[Problem to solve] Write out the entries again exactly as they are given.

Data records
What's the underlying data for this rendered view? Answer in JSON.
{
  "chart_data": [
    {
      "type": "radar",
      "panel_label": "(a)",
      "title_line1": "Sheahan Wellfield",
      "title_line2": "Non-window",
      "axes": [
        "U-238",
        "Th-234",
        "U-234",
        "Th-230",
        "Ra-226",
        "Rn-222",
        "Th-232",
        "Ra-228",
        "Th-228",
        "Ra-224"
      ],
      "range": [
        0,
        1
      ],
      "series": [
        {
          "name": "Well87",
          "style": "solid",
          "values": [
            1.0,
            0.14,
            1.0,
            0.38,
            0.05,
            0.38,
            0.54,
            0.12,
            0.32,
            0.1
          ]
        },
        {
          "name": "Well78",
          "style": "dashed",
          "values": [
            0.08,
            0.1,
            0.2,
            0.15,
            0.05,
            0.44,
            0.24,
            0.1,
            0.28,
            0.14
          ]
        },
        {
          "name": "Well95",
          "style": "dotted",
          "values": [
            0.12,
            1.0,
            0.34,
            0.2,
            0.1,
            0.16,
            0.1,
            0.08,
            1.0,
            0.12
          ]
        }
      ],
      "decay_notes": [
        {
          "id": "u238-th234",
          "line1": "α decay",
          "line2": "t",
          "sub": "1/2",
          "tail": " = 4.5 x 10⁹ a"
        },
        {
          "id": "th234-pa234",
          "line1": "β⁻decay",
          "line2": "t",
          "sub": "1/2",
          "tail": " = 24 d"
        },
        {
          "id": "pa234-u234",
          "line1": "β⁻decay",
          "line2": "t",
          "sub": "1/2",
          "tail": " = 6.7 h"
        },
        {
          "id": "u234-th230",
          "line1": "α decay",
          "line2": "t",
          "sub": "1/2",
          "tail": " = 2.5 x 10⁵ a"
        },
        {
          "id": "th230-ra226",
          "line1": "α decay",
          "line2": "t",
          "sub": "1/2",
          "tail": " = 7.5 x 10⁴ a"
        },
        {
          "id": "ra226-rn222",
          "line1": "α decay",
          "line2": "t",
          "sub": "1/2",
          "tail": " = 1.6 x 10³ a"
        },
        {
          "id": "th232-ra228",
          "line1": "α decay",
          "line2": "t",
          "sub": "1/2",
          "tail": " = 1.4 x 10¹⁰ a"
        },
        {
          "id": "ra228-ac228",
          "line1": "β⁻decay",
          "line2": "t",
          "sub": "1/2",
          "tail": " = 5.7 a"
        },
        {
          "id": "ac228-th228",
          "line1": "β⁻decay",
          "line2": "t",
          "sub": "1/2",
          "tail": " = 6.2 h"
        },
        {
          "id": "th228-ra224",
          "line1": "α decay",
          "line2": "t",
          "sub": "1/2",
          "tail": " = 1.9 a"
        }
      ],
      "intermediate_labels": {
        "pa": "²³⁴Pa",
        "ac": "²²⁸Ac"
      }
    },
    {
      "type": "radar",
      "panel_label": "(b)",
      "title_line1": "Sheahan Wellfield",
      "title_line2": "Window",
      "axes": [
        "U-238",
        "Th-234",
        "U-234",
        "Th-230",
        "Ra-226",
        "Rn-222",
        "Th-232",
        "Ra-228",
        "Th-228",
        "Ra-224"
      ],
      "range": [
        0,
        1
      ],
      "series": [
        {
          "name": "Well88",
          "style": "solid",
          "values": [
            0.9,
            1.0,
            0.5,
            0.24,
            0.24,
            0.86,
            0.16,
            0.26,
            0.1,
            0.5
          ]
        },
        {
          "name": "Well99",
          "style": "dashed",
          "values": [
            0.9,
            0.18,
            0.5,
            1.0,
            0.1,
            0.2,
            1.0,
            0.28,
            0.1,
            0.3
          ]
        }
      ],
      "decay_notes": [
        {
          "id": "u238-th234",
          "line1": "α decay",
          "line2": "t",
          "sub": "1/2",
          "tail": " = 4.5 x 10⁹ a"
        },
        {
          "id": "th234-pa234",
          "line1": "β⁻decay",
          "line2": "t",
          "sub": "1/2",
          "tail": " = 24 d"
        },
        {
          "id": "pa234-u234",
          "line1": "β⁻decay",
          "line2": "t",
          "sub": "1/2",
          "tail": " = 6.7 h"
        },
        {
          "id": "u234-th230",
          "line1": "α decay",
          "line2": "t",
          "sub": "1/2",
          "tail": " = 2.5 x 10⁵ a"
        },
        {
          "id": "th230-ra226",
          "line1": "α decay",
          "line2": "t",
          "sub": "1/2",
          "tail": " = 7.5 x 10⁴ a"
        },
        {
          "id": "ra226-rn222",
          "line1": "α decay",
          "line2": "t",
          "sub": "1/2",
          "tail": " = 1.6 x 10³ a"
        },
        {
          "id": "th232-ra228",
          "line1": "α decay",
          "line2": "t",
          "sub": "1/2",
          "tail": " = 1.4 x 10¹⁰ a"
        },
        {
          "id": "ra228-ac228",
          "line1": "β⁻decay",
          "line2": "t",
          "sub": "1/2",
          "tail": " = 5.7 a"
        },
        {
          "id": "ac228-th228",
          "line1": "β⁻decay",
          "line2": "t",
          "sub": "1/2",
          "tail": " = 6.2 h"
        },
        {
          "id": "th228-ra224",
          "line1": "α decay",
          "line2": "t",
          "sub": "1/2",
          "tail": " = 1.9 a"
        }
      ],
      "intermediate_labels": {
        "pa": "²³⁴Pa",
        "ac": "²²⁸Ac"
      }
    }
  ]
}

[Solution below]
What's the underlying data for this rendered view? Answer in JSON.
{
  "chart_data": [
    {
      "type": "radar",
      "panel_label": "(a)",
      "title_line1": "Sheahan Wellfield",
      "title_line2": "Non-window",
      "axes": [
        "U-238",
        "Th-234",
        "U-234",
        "Th-230",
        "Ra-226",
        "Rn-222",
        "Th-232",
        "Ra-228",
        "Th-228",
        "Ra-224"
      ],
      "range": [
        0,
        1
      ],
      "series": [
        {
          "name": "Well87",
          "style": "solid",
          "values": [
            1.0,
            0.14,
            1.0,
            0.38,
            0.05,
            0.38,
            0.54,
            0.12,
            0.32,
            0.1
          ]
        },
        {
          "name": "Well78",
          "style": "dashed",
          "values": [
            0.08,
            0.1,
            0.2,
            0.15,
            0.05,
            0.44,
            0.24,
            0.1,
            0.28,
            0.14
          ]
        },
        {
          "name": "Well95",
          "style": "dotted",
          "values": [
            0.12,
            1.0,
            0.34,
            0.2,
            0.1,
            0.16,
            0.1,
            0.08,
            1.0,
            0.12
          ]
        }
      ],
      "decay_notes": [
        {
          "id": "u238-th234",
          "line1": "α decay",
          "line2": "t",
          "sub": "1/2",
          "tail": " = 4.5 x 10⁹ a"
        },
        {
          "id": "th234-pa234",
          "line1": "β⁻decay",
          "line2": "t",
          "sub": "1/2",
          "tail": " = 24 d"
        },
        {
          "id": "pa234-u234",
          "line1": "β⁻decay",
          "line2": "t",
          "sub": "1/2",
          "tail": " = 6.7 h"
        },
        {
          "id": "u234-th230",
          "line1": "α decay",
          "line2": "t",
          "sub": "1/2",
          "tail": " = 2.5 x 10⁵ a"
        },
        {
          "id": "th230-ra226",
          "line1": "α decay",
          "line2": "t",
          "sub": "1/2",
          "tail": " = 7.5 x 10⁴ a"
        },
        {
          "id": "ra226-rn222",
          "line1": "α decay",
          "line2": "t",
          "sub": "1/2",
          "tail": " = 1.6 x 10³ a"
        },
        {
          "id": "th232-ra228",
          "line1": "α decay",
          "line2": "t",
          "sub": "1/2",
          "tail": " = 1.4 x 10¹⁰ a"
        },
        {
          "id": "ra228-ac228",
          "line1": "β⁻decay",
          "line2": "t",
          "sub": "1/2",
          "tail": " = 5.7 a"
        },
        {
          "id": "ac228-th228",
          "line1": "β⁻decay",
          "line2": "t",
          "sub": "1/2",
          "tail": " = 6.2 h"
        },
        {
          "id": "th228-ra224",
          "line1": "α decay",
          "line2": "t",
          "sub": "1/2",
          "tail": " = 1.9 a"
        }
      ],
      "intermediate_labels": {
        "pa": "²³⁴Pa",
        "ac": "²²⁸Ac"
      }
    },
    {
      "type": "radar",
      "panel_label": "(b)",
      "title_line1": "Sheahan Wellfield",
      "title_line2": "Window",
      "axes": [
        "U-238",
        "Th-234",
        "U-234",
        "Th-230",
        "Ra-226",
        "Rn-222",
        "Th-232",
        "Ra-228",
        "Th-228",
        "Ra-224"
      ],
      "range": [
        0,
        1
      ],
      "series": [
        {
          "name": "Well88",
          "style": "solid",
          "values": [
            0.9,
            1.0,
            0.5,
            0.24,
            0.24,
            0.86,
            0.16,
            0.26,
            0.1,
            0.5
          ]
        },
        {
          "name": "Well99",
          "style": "dashed",
          "values": [
            0.9,
            0.18,
            0.5,
            1.0,
            0.1,
            0.2,
            1.0,
            0.28,
            0.1,
            0.3
          ]
        }
      ],
      "decay_notes": [
        {
          "id": "u238-th234",
          "line1": "α decay",
          "line2": "t",
          "sub": "1/2",
          "tail": " = 4.5 x 10⁹ a"
        },
        {
          "id": "th234-pa234",
          "line1": "β⁻decay",
          "line2": "t",
          "sub": "1/2",
          "tail": " = 24 d"
        },
        {
          "id": "pa234-u234",
          "line1": "β⁻decay",
          "line2": "t",
          "sub": "1/2",
          "tail": " = 6.7 h"
        },
        {
          "id": "u234-th230",
          "line1": "α decay",
          "line2": "t",
          "sub": "1/2",
          "tail": " = 2.5 x 10⁵ a"
        },
        {
          "id": "th230-ra226",
          "line1": "α decay",
          "line2": "t",
          "sub": "1/2",
          "tail": " = 7.5 x 10⁴ a"
        },
        {
          "id": "ra226-rn222",
          "line1": "α decay",
          "line2": "t",
          "sub": "1/2",
          "tail": " = 1.6 x 10³ a"
        },
        {
          "id": "th232-ra228",
          "line1": "α decay",
          "line2": "t",
          "sub": "1/2",
          "tail": " = 1.4 x 10¹⁰ a"
        },
        {
          "id": "ra228-ac228",
          "line1": "β⁻decay",
          "line2": "t",
          "sub": "1/2",
          "tail": " = 5.7 a"
        },
        {
          "id": "ac228-th228",
          "line1": "β⁻decay",
          "line2": "t",
          "sub": "1/2",
          "tail": " = 6.2 h"
        },
        {
          "id": "th228-ra224",
          "line1": "α decay",
          "line2": "t",
          "sub": "1/2",
          "tail": " = 1.9 a"
        }
      ],
      "intermediate_labels": {
        "pa": "²³⁴Pa",
        "ac": "²²⁸Ac"
      }
    }
  ]
}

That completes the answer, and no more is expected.